[DATASET EXTRACT]:

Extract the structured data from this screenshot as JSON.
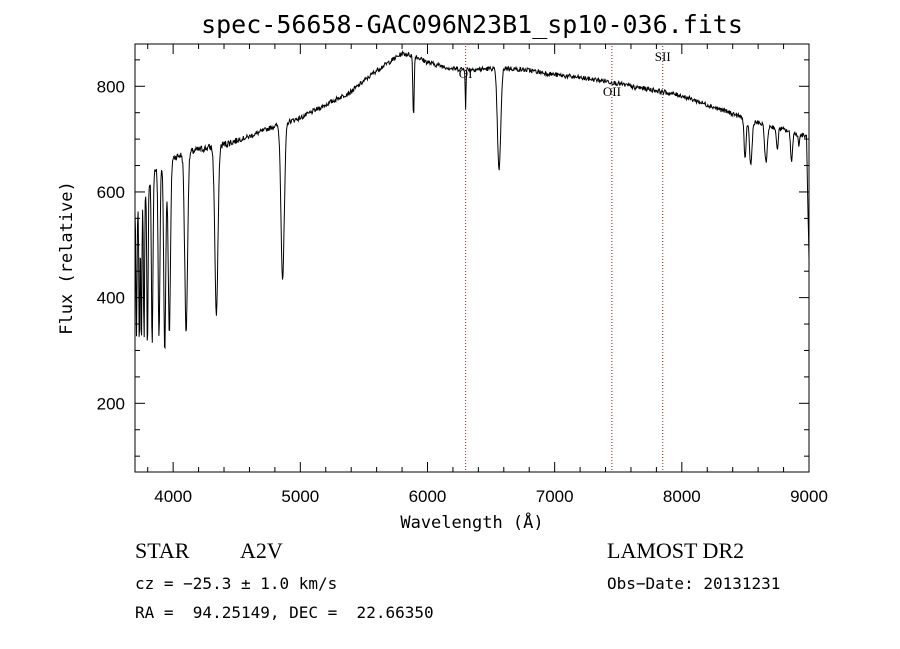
{
  "chart_data": {
    "type": "line",
    "title": "spec-56658-GAC096N23B1_sp10-036.fits",
    "xlabel": "Wavelength (Å)",
    "ylabel": "Flux (relative)",
    "xlim": [
      3700,
      9000
    ],
    "ylim": [
      70,
      880
    ],
    "xticks": [
      4000,
      5000,
      6000,
      7000,
      8000,
      9000
    ],
    "yticks": [
      200,
      400,
      600,
      800
    ],
    "grid": false,
    "continuum": [
      [
        3700,
        560
      ],
      [
        3850,
        640
      ],
      [
        4000,
        665
      ],
      [
        4200,
        680
      ],
      [
        4400,
        690
      ],
      [
        4600,
        705
      ],
      [
        4800,
        725
      ],
      [
        5000,
        740
      ],
      [
        5200,
        765
      ],
      [
        5400,
        790
      ],
      [
        5600,
        830
      ],
      [
        5800,
        862
      ],
      [
        5900,
        858
      ],
      [
        6000,
        845
      ],
      [
        6200,
        833
      ],
      [
        6400,
        832
      ],
      [
        6600,
        835
      ],
      [
        6800,
        830
      ],
      [
        7000,
        822
      ],
      [
        7200,
        816
      ],
      [
        7400,
        810
      ],
      [
        7600,
        800
      ],
      [
        7800,
        792
      ],
      [
        8000,
        782
      ],
      [
        8200,
        765
      ],
      [
        8400,
        748
      ],
      [
        8600,
        730
      ],
      [
        8800,
        718
      ],
      [
        8980,
        705
      ],
      [
        9000,
        470
      ]
    ],
    "absorption": [
      [
        3712,
        320,
        4
      ],
      [
        3734,
        300,
        4
      ],
      [
        3750,
        300,
        4
      ],
      [
        3771,
        310,
        4
      ],
      [
        3798,
        300,
        5
      ],
      [
        3835,
        305,
        6
      ],
      [
        3889,
        325,
        7
      ],
      [
        3934,
        300,
        8
      ],
      [
        3970,
        335,
        9
      ],
      [
        4102,
        335,
        11
      ],
      [
        4340,
        365,
        12
      ],
      [
        4861,
        435,
        13
      ],
      [
        5890,
        745,
        5
      ],
      [
        6300,
        760,
        3
      ],
      [
        6563,
        640,
        13
      ],
      [
        7630,
        790,
        3
      ],
      [
        8498,
        660,
        8
      ],
      [
        8542,
        650,
        10
      ],
      [
        8662,
        655,
        10
      ],
      [
        8750,
        680,
        7
      ],
      [
        8863,
        660,
        8
      ],
      [
        8920,
        690,
        6
      ]
    ],
    "lines": [
      {
        "label": "OI",
        "x": 6300
      },
      {
        "label": "OII",
        "x": 7450
      },
      {
        "label": "SII",
        "x": 7850
      }
    ]
  },
  "info": {
    "object_type": "STAR",
    "subclass": "A2V",
    "survey": "LAMOST DR2",
    "cz": "cz = −25.3 ± 1.0 km/s",
    "obs_date": "Obs−Date: 20131231",
    "coords": "RA =  94.25149, DEC =  22.66350"
  },
  "colors": {
    "spectrum": "#000000",
    "line_marker": "#a02020"
  }
}
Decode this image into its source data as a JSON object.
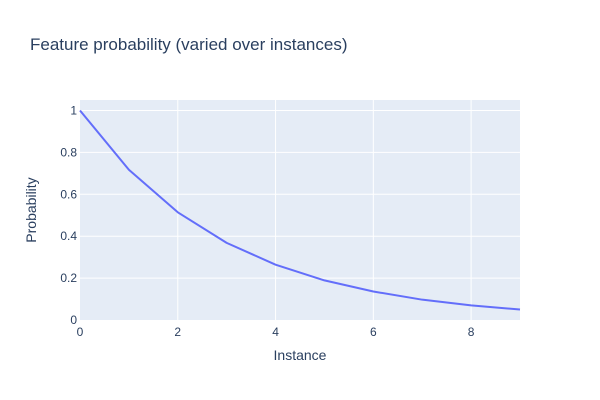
{
  "chart_data": {
    "type": "line",
    "title": "Feature probability (varied over instances)",
    "xlabel": "Instance",
    "ylabel": "Probability",
    "x": [
      0,
      1,
      2,
      3,
      4,
      5,
      6,
      7,
      8,
      9
    ],
    "series": [
      {
        "values": [
          1.0,
          0.717,
          0.514,
          0.368,
          0.264,
          0.189,
          0.136,
          0.097,
          0.07,
          0.05
        ],
        "color": "#636efa"
      }
    ],
    "xlim": [
      0,
      9
    ],
    "ylim": [
      0,
      1.05
    ],
    "xticks": [
      0,
      2,
      4,
      6,
      8
    ],
    "xtick_labels": [
      "0",
      "2",
      "4",
      "6",
      "8"
    ],
    "yticks": [
      0,
      0.2,
      0.4,
      0.6,
      0.8,
      1
    ],
    "ytick_labels": [
      "0",
      "0.2",
      "0.4",
      "0.6",
      "0.8",
      "1"
    ],
    "grid": true,
    "plot_background": "#e5ecf6",
    "grid_color": "#ffffff",
    "text_color": "#2a3f5f"
  }
}
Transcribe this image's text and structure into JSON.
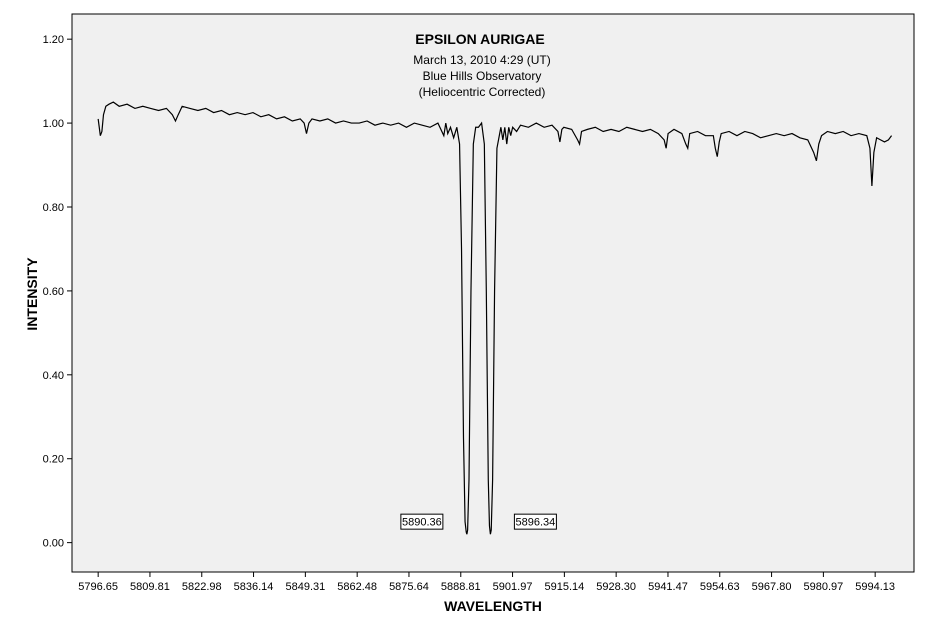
{
  "chart_data": {
    "type": "line",
    "title": "EPSILON AURIGAE",
    "subtitle_lines": [
      "March 13, 2010  4:29 (UT)",
      "Blue Hills Observatory",
      "(Heliocentric Corrected)"
    ],
    "xlabel": "WAVELENGTH",
    "ylabel": "INTENSITY",
    "xlim": [
      5790.0,
      6004.0
    ],
    "ylim": [
      -0.07,
      1.26
    ],
    "x_ticks": [
      5796.65,
      5809.81,
      5822.98,
      5836.14,
      5849.31,
      5862.48,
      5875.64,
      5888.81,
      5901.97,
      5915.14,
      5928.3,
      5941.47,
      5954.63,
      5967.8,
      5980.97,
      5994.13
    ],
    "x_tick_labels": [
      "5796.65",
      "5809.81",
      "5822.98",
      "5836.14",
      "5849.31",
      "5862.48",
      "5875.64",
      "5888.81",
      "5901.97",
      "5915.14",
      "5928.30",
      "5941.47",
      "5954.63",
      "5967.80",
      "5980.97",
      "5994.13"
    ],
    "y_ticks": [
      0.0,
      0.2,
      0.4,
      0.6,
      0.8,
      1.0,
      1.2
    ],
    "y_tick_labels": [
      "0.00",
      "0.20",
      "0.40",
      "0.60",
      "0.80",
      "1.00",
      "1.20"
    ],
    "grid": false,
    "legend": "none",
    "series": [
      {
        "x": [
          5796.65,
          5797.2,
          5797.6,
          5798.0,
          5798.6,
          5799.4,
          5800.5,
          5802.0,
          5804.0,
          5806.0,
          5808.0,
          5810.0,
          5812.0,
          5814.0,
          5815.5,
          5816.3,
          5817.0,
          5818.0,
          5820.0,
          5822.0,
          5824.0,
          5826.0,
          5828.0,
          5830.0,
          5832.0,
          5834.0,
          5836.0,
          5838.0,
          5840.0,
          5842.0,
          5844.0,
          5846.0,
          5848.0,
          5849.0,
          5849.6,
          5850.2,
          5851.0,
          5853.0,
          5855.0,
          5857.0,
          5859.0,
          5861.0,
          5863.0,
          5865.0,
          5867.0,
          5869.0,
          5871.0,
          5873.0,
          5875.0,
          5877.0,
          5879.0,
          5881.0,
          5883.0,
          5884.5,
          5885.0,
          5885.5,
          5886.2,
          5887.0,
          5887.8,
          5888.5,
          5889.0,
          5889.5,
          5889.9,
          5890.2,
          5890.36,
          5890.55,
          5890.9,
          5891.4,
          5892.0,
          5892.6,
          5893.3,
          5894.1,
          5894.8,
          5895.3,
          5895.8,
          5896.1,
          5896.34,
          5896.55,
          5896.9,
          5897.4,
          5898.0,
          5898.6,
          5899.0,
          5899.5,
          5900.0,
          5900.5,
          5901.0,
          5901.5,
          5902.0,
          5903.0,
          5904.0,
          5906.0,
          5908.0,
          5910.0,
          5912.0,
          5913.5,
          5914.0,
          5914.5,
          5915.0,
          5917.0,
          5918.5,
          5919.0,
          5919.5,
          5921.0,
          5923.0,
          5925.0,
          5927.0,
          5929.0,
          5931.0,
          5933.0,
          5935.0,
          5937.0,
          5939.0,
          5940.5,
          5941.0,
          5941.5,
          5943.0,
          5945.0,
          5946.0,
          5946.5,
          5947.0,
          5949.0,
          5951.0,
          5953.0,
          5953.5,
          5954.0,
          5954.5,
          5955.0,
          5957.0,
          5959.0,
          5961.0,
          5963.0,
          5965.0,
          5967.0,
          5969.0,
          5971.0,
          5973.0,
          5975.0,
          5977.0,
          5978.5,
          5979.2,
          5979.8,
          5980.5,
          5982.0,
          5984.0,
          5986.0,
          5988.0,
          5990.0,
          5992.0,
          5992.8,
          5993.3,
          5993.8,
          5994.5,
          5995.5,
          5996.5,
          5997.5,
          5998.3
        ],
        "y": [
          1.01,
          0.97,
          0.98,
          1.02,
          1.04,
          1.045,
          1.05,
          1.04,
          1.045,
          1.035,
          1.04,
          1.035,
          1.03,
          1.035,
          1.02,
          1.005,
          1.02,
          1.04,
          1.035,
          1.03,
          1.035,
          1.025,
          1.03,
          1.02,
          1.025,
          1.02,
          1.025,
          1.015,
          1.02,
          1.01,
          1.015,
          1.005,
          1.01,
          1.0,
          0.975,
          1.0,
          1.01,
          1.005,
          1.01,
          1.0,
          1.005,
          1.0,
          1.0,
          1.005,
          0.995,
          1.0,
          0.995,
          1.0,
          0.99,
          1.0,
          0.995,
          0.99,
          1.0,
          0.97,
          1.0,
          0.975,
          0.99,
          0.965,
          0.99,
          0.95,
          0.7,
          0.25,
          0.05,
          0.025,
          0.02,
          0.03,
          0.15,
          0.6,
          0.95,
          0.99,
          0.99,
          1.0,
          0.95,
          0.6,
          0.15,
          0.04,
          0.02,
          0.03,
          0.15,
          0.6,
          0.94,
          0.97,
          0.99,
          0.96,
          0.99,
          0.95,
          0.99,
          0.97,
          0.99,
          0.98,
          0.995,
          0.99,
          1.0,
          0.99,
          0.995,
          0.98,
          0.955,
          0.985,
          0.99,
          0.985,
          0.96,
          0.95,
          0.98,
          0.985,
          0.99,
          0.98,
          0.985,
          0.98,
          0.99,
          0.985,
          0.98,
          0.985,
          0.975,
          0.96,
          0.94,
          0.975,
          0.985,
          0.975,
          0.95,
          0.94,
          0.975,
          0.98,
          0.97,
          0.97,
          0.94,
          0.92,
          0.955,
          0.975,
          0.98,
          0.97,
          0.98,
          0.975,
          0.965,
          0.97,
          0.975,
          0.97,
          0.975,
          0.965,
          0.96,
          0.93,
          0.91,
          0.95,
          0.97,
          0.98,
          0.975,
          0.98,
          0.97,
          0.975,
          0.97,
          0.94,
          0.85,
          0.93,
          0.965,
          0.96,
          0.955,
          0.96,
          0.97
        ]
      }
    ],
    "annotations": [
      {
        "text": "5890.36",
        "x": 5890.36,
        "y": 0.05,
        "side": "left"
      },
      {
        "text": "5896.34",
        "x": 5896.34,
        "y": 0.05,
        "side": "right"
      }
    ]
  },
  "colors": {
    "plot_background": "#f0f0f0",
    "page_background": "#ffffff",
    "line": "#000000"
  }
}
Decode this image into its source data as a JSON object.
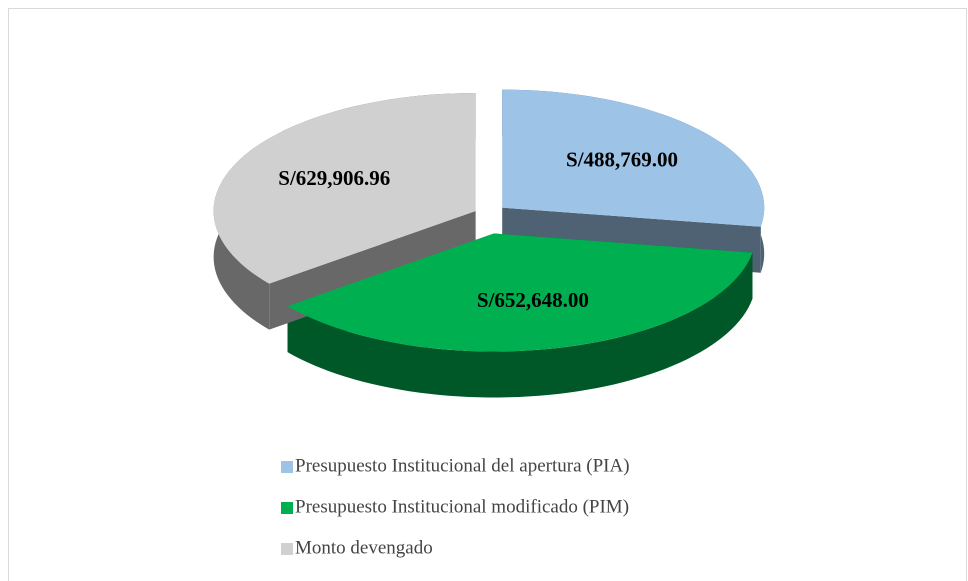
{
  "chart_data": {
    "type": "pie",
    "categories": [
      "Presupuesto Institucional del apertura (PIA)",
      "Presupuesto Institucional modificado (PIM)",
      "Monto devengado"
    ],
    "values": [
      488769.0,
      652648.0,
      629906.96
    ],
    "value_labels": [
      "S/488,769.00",
      "S/652,648.00",
      "S/629,906.96"
    ],
    "colors": [
      "#9dc3e6",
      "#00b050",
      "#d0d0d0"
    ]
  }
}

[WHAT IS BEING ASKED]: Scan the material above for the string "ffffff" and report each line where you find it.

[OUTPUT BELOW]:
    "grid_color": "#ffffff",
    "page_background": "#ffffff",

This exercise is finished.